Transcribe the entries that follow, word for word.

Dataset items
************

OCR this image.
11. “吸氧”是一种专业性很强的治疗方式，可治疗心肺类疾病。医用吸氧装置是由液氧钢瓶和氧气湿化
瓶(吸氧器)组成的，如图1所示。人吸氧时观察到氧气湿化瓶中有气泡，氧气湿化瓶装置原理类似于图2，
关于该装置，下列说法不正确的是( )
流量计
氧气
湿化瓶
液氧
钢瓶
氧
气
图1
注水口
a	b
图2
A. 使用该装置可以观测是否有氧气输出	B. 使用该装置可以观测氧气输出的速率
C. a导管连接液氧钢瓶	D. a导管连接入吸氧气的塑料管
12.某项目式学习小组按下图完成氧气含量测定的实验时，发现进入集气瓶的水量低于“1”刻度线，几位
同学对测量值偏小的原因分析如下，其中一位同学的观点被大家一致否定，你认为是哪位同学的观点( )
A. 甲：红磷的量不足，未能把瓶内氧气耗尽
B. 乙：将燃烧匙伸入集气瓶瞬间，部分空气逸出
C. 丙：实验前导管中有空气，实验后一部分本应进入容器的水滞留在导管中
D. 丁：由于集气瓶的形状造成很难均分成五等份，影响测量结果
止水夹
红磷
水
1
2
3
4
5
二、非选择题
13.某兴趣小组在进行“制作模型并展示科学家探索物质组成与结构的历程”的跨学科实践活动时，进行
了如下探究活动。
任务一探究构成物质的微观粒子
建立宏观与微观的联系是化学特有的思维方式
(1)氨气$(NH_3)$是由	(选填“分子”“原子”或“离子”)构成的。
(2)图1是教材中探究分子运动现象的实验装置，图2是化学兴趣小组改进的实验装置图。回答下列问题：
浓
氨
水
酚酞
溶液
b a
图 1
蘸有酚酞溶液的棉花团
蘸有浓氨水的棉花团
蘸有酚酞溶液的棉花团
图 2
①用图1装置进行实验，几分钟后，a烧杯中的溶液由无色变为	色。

************

■ **Result**
OCR this image.
11. “吸氧”是一种专业性很强的治疗方式，可治疗心肺类疾病。医用吸氧装置是由液氧钢瓶和氧气湿化
瓶(吸氧器)组成的，如图1所示。人吸氧时观察到氧气湿化瓶中有气泡，氧气湿化瓶装置原理类似于图2，
关于该装置，下列说法不正确的是( )
流量计
氧气
湿化瓶
液氧
钢瓶
氧
气
图1
注水口
a	b
图2
A. 使用该装置可以观测是否有氧气输出	B. 使用该装置可以观测氧气输出的速率
C. a导管连接液氧钢瓶	D. a导管连接入吸氧气的塑料管
12.某项目式学习小组按下图完成氧气含量测定的实验时，发现进入集气瓶的水量低于“1”刻度线，几位
同学对测量值偏小的原因分析如下，其中一位同学的观点被大家一致否定，你认为是哪位同学的观点( )
A. 甲：红磷的量不足，未能把瓶内氧气耗尽
B. 乙：将燃烧匙伸入集气瓶瞬间，部分空气逸出
C. 丙：实验前导管中有空气，实验后一部分本应进入容器的水滞留在导管中
D. 丁：由于集气瓶的形状造成很难均分成五等份，影响测量结果
止水夹
红磷
水
1
2
3
4
5
二、非选择题
13.某兴趣小组在进行“制作模型并展示科学家探索物质组成与结构的历程”的跨学科实践活动时，进行
了如下探究活动。
任务一探究构成物质的微观粒子
建立宏观与微观的联系是化学特有的思维方式
(1)氨气$(NH_3)$是由	(选填“分子”“原子”或“离子”)构成的。
(2)图1是教材中探究分子运动现象的实验装置，图2是化学兴趣小组改进的实验装置图。回答下列问题：
浓
氨
水
酚酞
溶液
b a
图 1
蘸有酚酞溶液的棉花团
蘸有浓氨水的棉花团
蘸有酚酞溶液的棉花团
图 2
①用图1装置进行实验，几分钟后，a烧杯中的溶液由无色变为	色。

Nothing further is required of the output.